● Objective:
Return the whole listing, keeping every character the same.

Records
----

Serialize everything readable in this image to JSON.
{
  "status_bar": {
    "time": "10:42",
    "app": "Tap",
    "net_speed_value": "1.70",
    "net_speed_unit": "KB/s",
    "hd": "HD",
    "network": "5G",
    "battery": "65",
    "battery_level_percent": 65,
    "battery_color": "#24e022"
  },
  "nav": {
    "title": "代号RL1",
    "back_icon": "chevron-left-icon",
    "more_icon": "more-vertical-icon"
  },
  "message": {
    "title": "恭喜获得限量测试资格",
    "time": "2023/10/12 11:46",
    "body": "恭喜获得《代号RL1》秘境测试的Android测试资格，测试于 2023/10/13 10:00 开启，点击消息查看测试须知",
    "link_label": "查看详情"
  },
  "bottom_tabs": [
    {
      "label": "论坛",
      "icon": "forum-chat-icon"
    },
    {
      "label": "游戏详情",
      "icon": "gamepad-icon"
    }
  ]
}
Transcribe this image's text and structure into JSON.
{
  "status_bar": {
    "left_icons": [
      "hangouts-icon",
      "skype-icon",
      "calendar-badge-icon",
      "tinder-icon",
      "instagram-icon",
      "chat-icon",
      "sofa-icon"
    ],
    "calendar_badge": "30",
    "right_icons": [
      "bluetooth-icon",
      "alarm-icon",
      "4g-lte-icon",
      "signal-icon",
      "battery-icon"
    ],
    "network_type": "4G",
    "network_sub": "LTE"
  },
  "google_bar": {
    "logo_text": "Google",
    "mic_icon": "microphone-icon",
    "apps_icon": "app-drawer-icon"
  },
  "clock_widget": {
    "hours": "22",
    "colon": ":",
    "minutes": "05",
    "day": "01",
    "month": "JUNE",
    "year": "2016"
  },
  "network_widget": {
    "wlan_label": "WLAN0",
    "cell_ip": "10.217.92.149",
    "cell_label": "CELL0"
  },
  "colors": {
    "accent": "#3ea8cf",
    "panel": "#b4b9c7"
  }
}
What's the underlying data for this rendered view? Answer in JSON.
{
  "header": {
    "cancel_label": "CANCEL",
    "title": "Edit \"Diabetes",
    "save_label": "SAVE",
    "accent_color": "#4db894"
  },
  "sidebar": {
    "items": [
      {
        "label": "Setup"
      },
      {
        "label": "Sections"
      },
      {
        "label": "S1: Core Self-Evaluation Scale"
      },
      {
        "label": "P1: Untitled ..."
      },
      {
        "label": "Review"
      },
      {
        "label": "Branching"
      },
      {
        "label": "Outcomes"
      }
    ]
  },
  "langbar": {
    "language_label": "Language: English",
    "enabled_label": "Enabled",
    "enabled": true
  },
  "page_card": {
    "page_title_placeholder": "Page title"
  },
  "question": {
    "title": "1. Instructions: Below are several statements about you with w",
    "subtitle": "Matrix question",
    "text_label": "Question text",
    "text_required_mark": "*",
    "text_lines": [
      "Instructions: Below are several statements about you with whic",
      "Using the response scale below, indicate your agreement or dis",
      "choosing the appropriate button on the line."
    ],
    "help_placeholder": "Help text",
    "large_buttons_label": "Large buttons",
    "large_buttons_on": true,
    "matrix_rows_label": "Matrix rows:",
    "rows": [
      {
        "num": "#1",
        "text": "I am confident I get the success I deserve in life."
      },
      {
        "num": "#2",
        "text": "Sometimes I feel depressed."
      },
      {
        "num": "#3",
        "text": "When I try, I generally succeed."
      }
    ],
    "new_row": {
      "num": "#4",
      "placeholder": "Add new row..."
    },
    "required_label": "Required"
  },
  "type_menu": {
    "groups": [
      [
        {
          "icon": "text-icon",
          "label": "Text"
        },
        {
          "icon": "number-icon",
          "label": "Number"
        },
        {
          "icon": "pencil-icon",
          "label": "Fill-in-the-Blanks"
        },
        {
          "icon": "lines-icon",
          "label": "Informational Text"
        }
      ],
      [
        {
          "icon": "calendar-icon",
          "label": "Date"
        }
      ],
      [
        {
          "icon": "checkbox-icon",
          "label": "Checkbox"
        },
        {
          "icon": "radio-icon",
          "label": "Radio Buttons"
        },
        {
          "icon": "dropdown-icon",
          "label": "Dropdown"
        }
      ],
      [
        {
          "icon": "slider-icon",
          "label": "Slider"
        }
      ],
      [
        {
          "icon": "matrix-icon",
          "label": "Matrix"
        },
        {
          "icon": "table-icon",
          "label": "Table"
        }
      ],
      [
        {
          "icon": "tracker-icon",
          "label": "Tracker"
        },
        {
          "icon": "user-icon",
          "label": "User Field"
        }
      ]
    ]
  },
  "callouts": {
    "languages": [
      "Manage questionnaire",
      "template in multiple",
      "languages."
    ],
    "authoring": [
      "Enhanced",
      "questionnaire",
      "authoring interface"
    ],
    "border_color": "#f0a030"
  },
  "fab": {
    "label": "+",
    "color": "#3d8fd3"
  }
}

----

● Result:
Serialize everything readable in this image to JSON.
{
  "status_bar": {
    "time": "10:42",
    "app": "Tap",
    "net_speed_value": "1.70",
    "net_speed_unit": "KB/s",
    "hd": "HD",
    "network": "5G",
    "battery": "65",
    "battery_level_percent": 65,
    "battery_color": "#24e022"
  },
  "nav": {
    "title": "代号RL1",
    "back_icon": "chevron-left-icon",
    "more_icon": "more-vertical-icon"
  },
  "message": {
    "title": "恭喜获得限量测试资格",
    "time": "2023/10/12 11:46",
    "body": "恭喜获得《代号RL1》秘境测试的Android测试资格，测试于 2023/10/13 10:00 开启，点击消息查看测试须知",
    "link_label": "查看详情"
  },
  "bottom_tabs": [
    {
      "label": "论坛",
      "icon": "forum-chat-icon"
    },
    {
      "label": "游戏详情",
      "icon": "gamepad-icon"
    }
  ]
}
Transcribe this image's text and structure into JSON.
{
  "status_bar": {
    "left_icons": [
      "hangouts-icon",
      "skype-icon",
      "calendar-badge-icon",
      "tinder-icon",
      "instagram-icon",
      "chat-icon",
      "sofa-icon"
    ],
    "calendar_badge": "30",
    "right_icons": [
      "bluetooth-icon",
      "alarm-icon",
      "4g-lte-icon",
      "signal-icon",
      "battery-icon"
    ],
    "network_type": "4G",
    "network_sub": "LTE"
  },
  "google_bar": {
    "logo_text": "Google",
    "mic_icon": "microphone-icon",
    "apps_icon": "app-drawer-icon"
  },
  "clock_widget": {
    "hours": "22",
    "colon": ":",
    "minutes": "05",
    "day": "01",
    "month": "JUNE",
    "year": "2016"
  },
  "network_widget": {
    "wlan_label": "WLAN0",
    "cell_ip": "10.217.92.149",
    "cell_label": "CELL0"
  },
  "colors": {
    "accent": "#3ea8cf",
    "panel": "#b4b9c7"
  }
}
What's the underlying data for this rendered view? Answer in JSON.
{
  "header": {
    "cancel_label": "CANCEL",
    "title": "Edit \"Diabetes",
    "save_label": "SAVE",
    "accent_color": "#4db894"
  },
  "sidebar": {
    "items": [
      {
        "label": "Setup"
      },
      {
        "label": "Sections"
      },
      {
        "label": "S1: Core Self-Evaluation Scale"
      },
      {
        "label": "P1: Untitled ..."
      },
      {
        "label": "Review"
      },
      {
        "label": "Branching"
      },
      {
        "label": "Outcomes"
      }
    ]
  },
  "langbar": {
    "language_label": "Language: English",
    "enabled_label": "Enabled",
    "enabled": true
  },
  "page_card": {
    "page_title_placeholder": "Page title"
  },
  "question": {
    "title": "1. Instructions: Below are several statements about you with w",
    "subtitle": "Matrix question",
    "text_label": "Question text",
    "text_required_mark": "*",
    "text_lines": [
      "Instructions: Below are several statements about you with whic",
      "Using the response scale below, indicate your agreement or dis",
      "choosing the appropriate button on the line."
    ],
    "help_placeholder": "Help text",
    "large_buttons_label": "Large buttons",
    "large_buttons_on": true,
    "matrix_rows_label": "Matrix rows:",
    "rows": [
      {
        "num": "#1",
        "text": "I am confident I get the success I deserve in life."
      },
      {
        "num": "#2",
        "text": "Sometimes I feel depressed."
      },
      {
        "num": "#3",
        "text": "When I try, I generally succeed."
      }
    ],
    "new_row": {
      "num": "#4",
      "placeholder": "Add new row..."
    },
    "required_label": "Required"
  },
  "type_menu": {
    "groups": [
      [
        {
          "icon": "text-icon",
          "label": "Text"
        },
        {
          "icon": "number-icon",
          "label": "Number"
        },
        {
          "icon": "pencil-icon",
          "label": "Fill-in-the-Blanks"
        },
        {
          "icon": "lines-icon",
          "label": "Informational Text"
        }
      ],
      [
        {
          "icon": "calendar-icon",
          "label": "Date"
        }
      ],
      [
        {
          "icon": "checkbox-icon",
          "label": "Checkbox"
        },
        {
          "icon": "radio-icon",
          "label": "Radio Buttons"
        },
        {
          "icon": "dropdown-icon",
          "label": "Dropdown"
        }
      ],
      [
        {
          "icon": "slider-icon",
          "label": "Slider"
        }
      ],
      [
        {
          "icon": "matrix-icon",
          "label": "Matrix"
        },
        {
          "icon": "table-icon",
          "label": "Table"
        }
      ],
      [
        {
          "icon": "tracker-icon",
          "label": "Tracker"
        },
        {
          "icon": "user-icon",
          "label": "User Field"
        }
      ]
    ]
  },
  "callouts": {
    "languages": [
      "Manage questionnaire",
      "template in multiple",
      "languages."
    ],
    "authoring": [
      "Enhanced",
      "questionnaire",
      "authoring interface"
    ],
    "border_color": "#f0a030"
  },
  "fab": {
    "label": "+",
    "color": "#3d8fd3"
  }
}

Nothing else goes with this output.